● **Exercise objective**: Write out only the tail of the records, beginning at the line containing "Type out the text in this image." and including the last line, exactly as written.

● **Data provided**:
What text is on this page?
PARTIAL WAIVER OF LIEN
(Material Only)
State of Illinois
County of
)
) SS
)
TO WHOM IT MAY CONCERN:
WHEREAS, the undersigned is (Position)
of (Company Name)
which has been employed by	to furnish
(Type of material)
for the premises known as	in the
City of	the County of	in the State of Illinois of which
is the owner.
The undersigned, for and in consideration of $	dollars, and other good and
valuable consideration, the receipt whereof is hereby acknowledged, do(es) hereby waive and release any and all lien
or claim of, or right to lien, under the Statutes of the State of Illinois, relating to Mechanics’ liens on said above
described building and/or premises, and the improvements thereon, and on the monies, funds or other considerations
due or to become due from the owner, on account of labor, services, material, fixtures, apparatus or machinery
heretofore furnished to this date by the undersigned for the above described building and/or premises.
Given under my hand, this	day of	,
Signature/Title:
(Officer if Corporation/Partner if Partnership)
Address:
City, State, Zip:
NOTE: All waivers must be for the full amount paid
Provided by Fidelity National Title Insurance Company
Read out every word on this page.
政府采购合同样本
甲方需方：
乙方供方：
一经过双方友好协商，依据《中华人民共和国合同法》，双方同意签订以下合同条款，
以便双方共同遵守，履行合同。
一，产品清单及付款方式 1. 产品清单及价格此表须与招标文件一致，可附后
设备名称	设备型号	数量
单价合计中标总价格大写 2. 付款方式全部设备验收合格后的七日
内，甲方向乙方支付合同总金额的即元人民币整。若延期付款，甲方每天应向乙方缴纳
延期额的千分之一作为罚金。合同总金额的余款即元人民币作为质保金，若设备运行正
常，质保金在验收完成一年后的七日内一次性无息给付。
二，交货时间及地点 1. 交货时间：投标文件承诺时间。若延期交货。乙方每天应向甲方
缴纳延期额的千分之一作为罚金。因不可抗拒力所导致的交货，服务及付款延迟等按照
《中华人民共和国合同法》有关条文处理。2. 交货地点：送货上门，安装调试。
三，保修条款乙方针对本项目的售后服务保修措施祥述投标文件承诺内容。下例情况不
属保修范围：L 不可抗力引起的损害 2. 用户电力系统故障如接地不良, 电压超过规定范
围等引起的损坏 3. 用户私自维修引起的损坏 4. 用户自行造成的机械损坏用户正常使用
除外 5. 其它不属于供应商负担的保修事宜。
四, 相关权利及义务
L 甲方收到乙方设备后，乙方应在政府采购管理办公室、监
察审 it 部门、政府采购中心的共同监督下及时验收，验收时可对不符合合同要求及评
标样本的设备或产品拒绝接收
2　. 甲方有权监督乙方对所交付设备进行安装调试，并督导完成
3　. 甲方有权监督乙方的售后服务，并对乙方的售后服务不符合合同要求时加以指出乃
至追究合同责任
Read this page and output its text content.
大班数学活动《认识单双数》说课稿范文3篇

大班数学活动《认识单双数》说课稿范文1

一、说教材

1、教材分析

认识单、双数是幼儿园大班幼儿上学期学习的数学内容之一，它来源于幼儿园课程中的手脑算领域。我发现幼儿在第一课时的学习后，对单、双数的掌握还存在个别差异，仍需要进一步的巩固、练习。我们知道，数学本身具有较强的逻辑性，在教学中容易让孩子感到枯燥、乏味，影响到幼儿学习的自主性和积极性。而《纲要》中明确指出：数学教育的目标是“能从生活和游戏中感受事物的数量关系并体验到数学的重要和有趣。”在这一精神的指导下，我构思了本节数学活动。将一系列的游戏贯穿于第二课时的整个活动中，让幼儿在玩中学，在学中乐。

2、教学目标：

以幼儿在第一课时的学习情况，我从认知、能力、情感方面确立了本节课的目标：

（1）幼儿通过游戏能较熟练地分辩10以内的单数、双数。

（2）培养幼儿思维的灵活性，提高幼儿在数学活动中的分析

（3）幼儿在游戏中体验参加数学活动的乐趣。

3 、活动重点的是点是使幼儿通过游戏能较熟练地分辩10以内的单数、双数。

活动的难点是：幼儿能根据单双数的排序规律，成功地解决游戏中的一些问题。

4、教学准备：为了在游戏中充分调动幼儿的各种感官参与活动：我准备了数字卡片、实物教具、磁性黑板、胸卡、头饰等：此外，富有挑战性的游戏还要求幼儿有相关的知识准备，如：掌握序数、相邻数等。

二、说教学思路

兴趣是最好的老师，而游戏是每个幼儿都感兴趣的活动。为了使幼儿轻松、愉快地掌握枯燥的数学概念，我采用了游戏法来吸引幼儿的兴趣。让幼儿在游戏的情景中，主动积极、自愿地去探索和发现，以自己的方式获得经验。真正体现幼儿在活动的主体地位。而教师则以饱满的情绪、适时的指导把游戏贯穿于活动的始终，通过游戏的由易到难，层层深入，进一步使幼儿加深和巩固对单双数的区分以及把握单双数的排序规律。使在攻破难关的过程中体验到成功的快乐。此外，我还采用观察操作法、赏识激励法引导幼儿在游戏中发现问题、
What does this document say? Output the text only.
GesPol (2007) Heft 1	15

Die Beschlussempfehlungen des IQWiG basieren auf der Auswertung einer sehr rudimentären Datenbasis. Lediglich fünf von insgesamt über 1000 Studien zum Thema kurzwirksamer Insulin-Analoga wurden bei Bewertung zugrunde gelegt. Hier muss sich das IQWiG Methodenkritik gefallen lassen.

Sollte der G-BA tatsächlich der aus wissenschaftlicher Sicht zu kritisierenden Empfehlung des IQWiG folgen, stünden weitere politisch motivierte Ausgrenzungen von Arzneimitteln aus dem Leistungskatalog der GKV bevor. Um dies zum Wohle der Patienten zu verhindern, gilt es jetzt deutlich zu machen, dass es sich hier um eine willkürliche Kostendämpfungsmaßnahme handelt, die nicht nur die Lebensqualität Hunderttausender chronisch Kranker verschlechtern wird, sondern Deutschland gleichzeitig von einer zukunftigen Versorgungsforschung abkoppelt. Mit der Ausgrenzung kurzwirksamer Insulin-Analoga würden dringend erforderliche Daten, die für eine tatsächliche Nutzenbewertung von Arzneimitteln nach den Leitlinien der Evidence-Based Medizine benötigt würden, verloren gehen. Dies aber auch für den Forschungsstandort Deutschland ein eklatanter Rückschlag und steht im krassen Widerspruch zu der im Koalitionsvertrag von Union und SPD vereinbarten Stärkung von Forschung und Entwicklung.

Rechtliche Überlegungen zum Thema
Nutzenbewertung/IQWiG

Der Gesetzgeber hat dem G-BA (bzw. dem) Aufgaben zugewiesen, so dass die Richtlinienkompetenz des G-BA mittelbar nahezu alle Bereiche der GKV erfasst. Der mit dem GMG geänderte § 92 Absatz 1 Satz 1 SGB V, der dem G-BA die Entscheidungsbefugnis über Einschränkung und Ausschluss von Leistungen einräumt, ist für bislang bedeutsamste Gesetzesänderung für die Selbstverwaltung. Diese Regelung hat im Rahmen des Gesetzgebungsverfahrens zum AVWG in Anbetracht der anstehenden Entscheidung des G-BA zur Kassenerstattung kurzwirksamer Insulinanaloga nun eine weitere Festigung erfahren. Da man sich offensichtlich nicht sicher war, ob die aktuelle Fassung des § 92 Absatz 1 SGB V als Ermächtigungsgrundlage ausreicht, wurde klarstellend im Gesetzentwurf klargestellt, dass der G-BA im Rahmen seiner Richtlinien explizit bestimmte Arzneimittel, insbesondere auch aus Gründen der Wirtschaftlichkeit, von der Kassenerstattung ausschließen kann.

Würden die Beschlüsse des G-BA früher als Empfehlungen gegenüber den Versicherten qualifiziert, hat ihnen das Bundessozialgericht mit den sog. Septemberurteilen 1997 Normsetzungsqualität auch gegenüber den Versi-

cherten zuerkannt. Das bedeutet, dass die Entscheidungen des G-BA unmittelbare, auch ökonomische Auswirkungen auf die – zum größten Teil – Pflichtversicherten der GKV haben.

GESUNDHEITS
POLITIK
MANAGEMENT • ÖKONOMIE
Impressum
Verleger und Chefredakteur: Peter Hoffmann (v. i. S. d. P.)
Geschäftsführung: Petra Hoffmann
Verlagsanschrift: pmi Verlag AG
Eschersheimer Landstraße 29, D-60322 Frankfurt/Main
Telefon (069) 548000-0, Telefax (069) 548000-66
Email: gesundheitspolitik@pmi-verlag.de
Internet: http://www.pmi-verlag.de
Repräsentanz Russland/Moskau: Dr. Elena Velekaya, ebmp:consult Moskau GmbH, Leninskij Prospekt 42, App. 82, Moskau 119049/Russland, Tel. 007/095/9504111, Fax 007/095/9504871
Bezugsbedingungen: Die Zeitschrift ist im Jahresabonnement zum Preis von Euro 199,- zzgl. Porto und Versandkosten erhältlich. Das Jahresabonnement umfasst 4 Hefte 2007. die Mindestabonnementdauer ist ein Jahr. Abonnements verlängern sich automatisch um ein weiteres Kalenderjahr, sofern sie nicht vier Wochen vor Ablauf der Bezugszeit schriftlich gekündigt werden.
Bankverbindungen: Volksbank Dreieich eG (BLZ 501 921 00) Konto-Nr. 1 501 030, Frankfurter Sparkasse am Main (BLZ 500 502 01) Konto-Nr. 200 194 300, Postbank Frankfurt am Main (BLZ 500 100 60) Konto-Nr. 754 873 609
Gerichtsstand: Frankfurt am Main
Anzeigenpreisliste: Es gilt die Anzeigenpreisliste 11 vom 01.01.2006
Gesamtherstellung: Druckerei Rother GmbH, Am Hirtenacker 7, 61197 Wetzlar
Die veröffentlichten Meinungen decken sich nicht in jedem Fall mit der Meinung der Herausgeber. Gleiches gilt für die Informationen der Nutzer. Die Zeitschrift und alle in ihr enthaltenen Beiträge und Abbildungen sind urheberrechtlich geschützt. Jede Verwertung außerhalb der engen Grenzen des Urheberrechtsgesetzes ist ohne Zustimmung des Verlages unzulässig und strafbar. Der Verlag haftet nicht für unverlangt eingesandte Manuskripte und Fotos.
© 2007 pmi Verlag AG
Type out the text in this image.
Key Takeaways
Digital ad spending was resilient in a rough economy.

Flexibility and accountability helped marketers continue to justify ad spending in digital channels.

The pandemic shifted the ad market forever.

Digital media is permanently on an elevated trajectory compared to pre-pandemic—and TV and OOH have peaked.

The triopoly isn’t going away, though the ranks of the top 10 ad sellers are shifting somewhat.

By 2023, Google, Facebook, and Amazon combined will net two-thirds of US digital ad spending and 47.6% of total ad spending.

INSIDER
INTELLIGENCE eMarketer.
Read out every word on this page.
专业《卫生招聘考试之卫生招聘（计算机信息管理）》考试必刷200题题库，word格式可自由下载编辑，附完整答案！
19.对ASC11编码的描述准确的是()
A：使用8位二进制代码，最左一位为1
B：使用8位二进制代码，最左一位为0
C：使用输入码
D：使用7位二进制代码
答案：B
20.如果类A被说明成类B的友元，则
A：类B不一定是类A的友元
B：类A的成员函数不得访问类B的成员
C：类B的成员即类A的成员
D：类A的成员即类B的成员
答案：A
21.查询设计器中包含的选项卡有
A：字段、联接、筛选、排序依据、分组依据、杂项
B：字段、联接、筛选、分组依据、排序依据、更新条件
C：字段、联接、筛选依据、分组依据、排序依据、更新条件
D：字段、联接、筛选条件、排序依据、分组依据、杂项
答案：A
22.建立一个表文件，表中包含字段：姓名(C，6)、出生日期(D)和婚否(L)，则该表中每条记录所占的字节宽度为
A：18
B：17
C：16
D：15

● **Full solution**:
Type out the text in this image.
Key Takeaways
Digital ad spending was resilient in a rough economy.

Flexibility and accountability helped marketers continue to justify ad spending in digital channels.

The pandemic shifted the ad market forever.

Digital media is permanently on an elevated trajectory compared to pre-pandemic—and TV and OOH have peaked.

The triopoly isn’t going away, though the ranks of the top 10 ad sellers are shifting somewhat.

By 2023, Google, Facebook, and Amazon combined will net two-thirds of US digital ad spending and 47.6% of total ad spending.

INSIDER
INTELLIGENCE eMarketer.
Read out every word on this page.
专业《卫生招聘考试之卫生招聘（计算机信息管理）》考试必刷200题题库，word格式可自由下载编辑，附完整答案！
19.对ASC11编码的描述准确的是()
A：使用8位二进制代码，最左一位为1
B：使用8位二进制代码，最左一位为0
C：使用输入码
D：使用7位二进制代码
答案：B
20.如果类A被说明成类B的友元，则
A：类B不一定是类A的友元
B：类A的成员函数不得访问类B的成员
C：类B的成员即类A的成员
D：类A的成员即类B的成员
答案：A
21.查询设计器中包含的选项卡有
A：字段、联接、筛选、排序依据、分组依据、杂项
B：字段、联接、筛选、分组依据、排序依据、更新条件
C：字段、联接、筛选依据、分组依据、排序依据、更新条件
D：字段、联接、筛选条件、排序依据、分组依据、杂项
答案：A
22.建立一个表文件，表中包含字段：姓名(C，6)、出生日期(D)和婚否(L)，则该表中每条记录所占的字节宽度为
A：18
B：17
C：16
D：15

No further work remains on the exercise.